## What you are asked to do
Copy all the material below, exactly as it stands.

———

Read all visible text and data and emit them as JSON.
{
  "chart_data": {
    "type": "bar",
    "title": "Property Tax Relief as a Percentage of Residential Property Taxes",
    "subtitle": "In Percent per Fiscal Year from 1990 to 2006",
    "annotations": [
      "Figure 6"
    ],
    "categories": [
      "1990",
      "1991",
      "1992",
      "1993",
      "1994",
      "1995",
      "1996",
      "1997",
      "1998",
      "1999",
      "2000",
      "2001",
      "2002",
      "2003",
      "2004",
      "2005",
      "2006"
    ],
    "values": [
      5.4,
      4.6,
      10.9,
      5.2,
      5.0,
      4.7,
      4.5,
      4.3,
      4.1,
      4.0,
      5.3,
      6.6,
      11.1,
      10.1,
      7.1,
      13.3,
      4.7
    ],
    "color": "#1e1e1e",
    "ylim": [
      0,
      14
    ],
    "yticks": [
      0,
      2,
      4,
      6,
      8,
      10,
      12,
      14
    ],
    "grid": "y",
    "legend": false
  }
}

———

## Task answer
Read all visible text and data and emit them as JSON.
{
  "chart_data": {
    "type": "bar",
    "title": "Property Tax Relief as a Percentage of Residential Property Taxes",
    "subtitle": "In Percent per Fiscal Year from 1990 to 2006",
    "annotations": [
      "Figure 6"
    ],
    "categories": [
      "1990",
      "1991",
      "1992",
      "1993",
      "1994",
      "1995",
      "1996",
      "1997",
      "1998",
      "1999",
      "2000",
      "2001",
      "2002",
      "2003",
      "2004",
      "2005",
      "2006"
    ],
    "values": [
      5.4,
      4.6,
      10.9,
      5.2,
      5.0,
      4.7,
      4.5,
      4.3,
      4.1,
      4.0,
      5.3,
      6.6,
      11.1,
      10.1,
      7.1,
      13.3,
      4.7
    ],
    "color": "#1e1e1e",
    "ylim": [
      0,
      14
    ],
    "yticks": [
      0,
      2,
      4,
      6,
      8,
      10,
      12,
      14
    ],
    "grid": "y",
    "legend": false
  }
}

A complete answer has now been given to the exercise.